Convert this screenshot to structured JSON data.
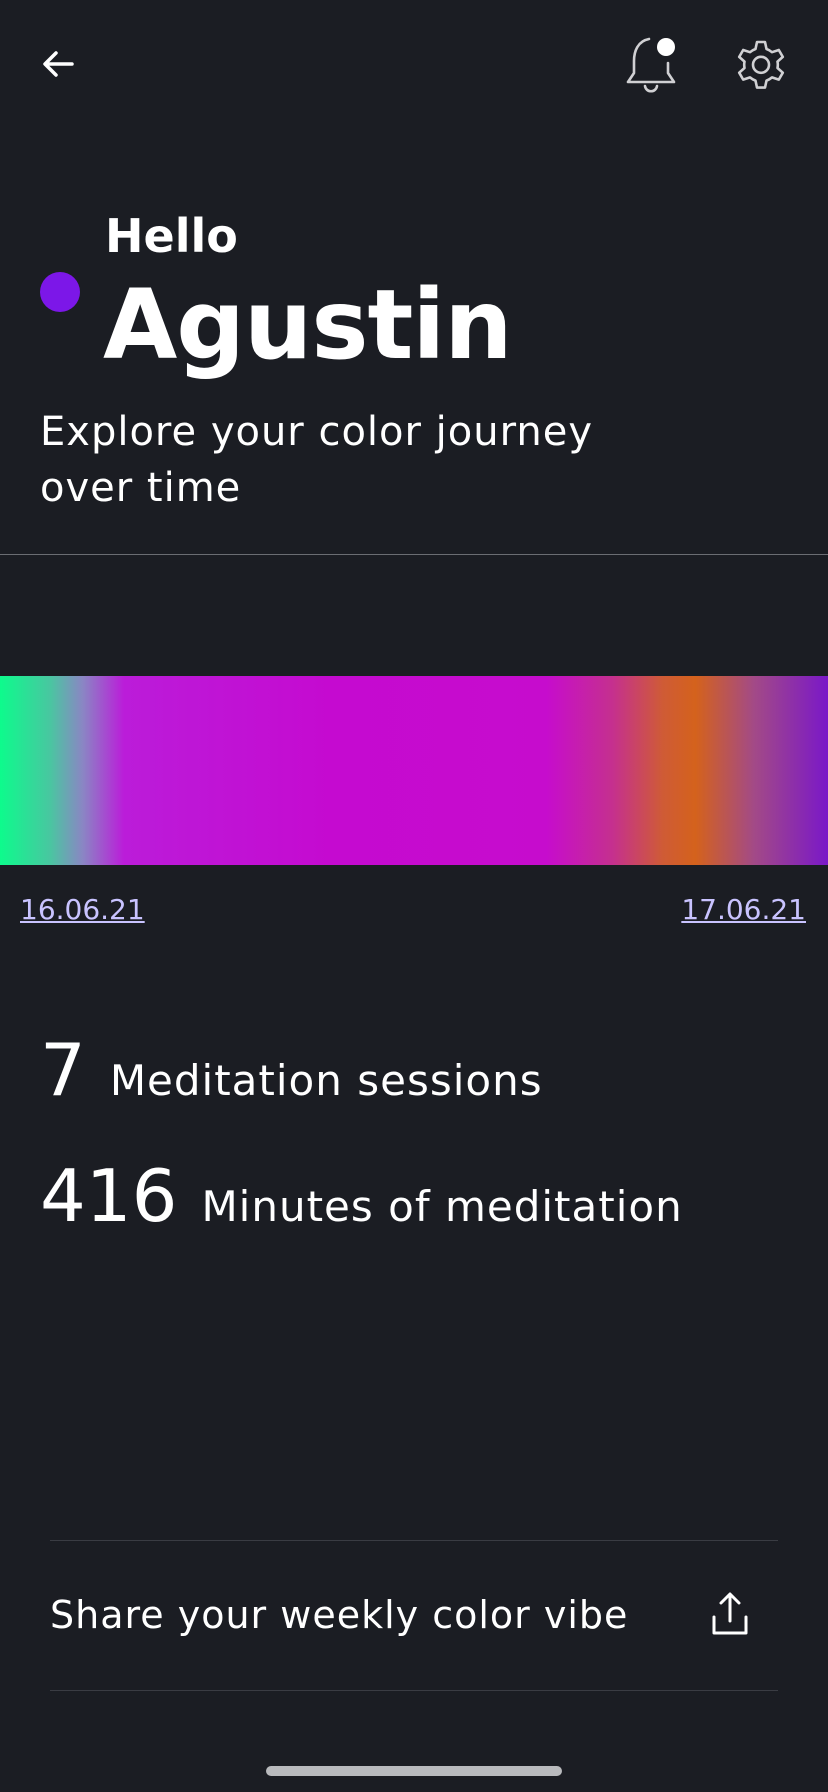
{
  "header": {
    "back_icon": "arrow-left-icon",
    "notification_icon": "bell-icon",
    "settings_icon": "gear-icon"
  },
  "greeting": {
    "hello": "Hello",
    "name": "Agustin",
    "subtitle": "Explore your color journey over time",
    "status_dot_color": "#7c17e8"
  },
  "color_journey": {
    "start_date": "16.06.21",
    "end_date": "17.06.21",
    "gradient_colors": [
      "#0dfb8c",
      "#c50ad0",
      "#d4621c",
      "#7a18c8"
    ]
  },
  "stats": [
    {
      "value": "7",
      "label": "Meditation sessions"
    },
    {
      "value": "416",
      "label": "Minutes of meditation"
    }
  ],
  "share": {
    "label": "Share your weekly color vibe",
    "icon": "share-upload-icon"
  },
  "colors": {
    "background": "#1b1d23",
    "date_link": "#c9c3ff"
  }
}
^^^^^^^^^^^^^^^^
EXERCISE TASK> Copy each line above containing the string "label".

ANSWER BELOW>
      "label": "Meditation sessions"
      "label": "Minutes of meditation"
    "label": "Share your weekly color vibe",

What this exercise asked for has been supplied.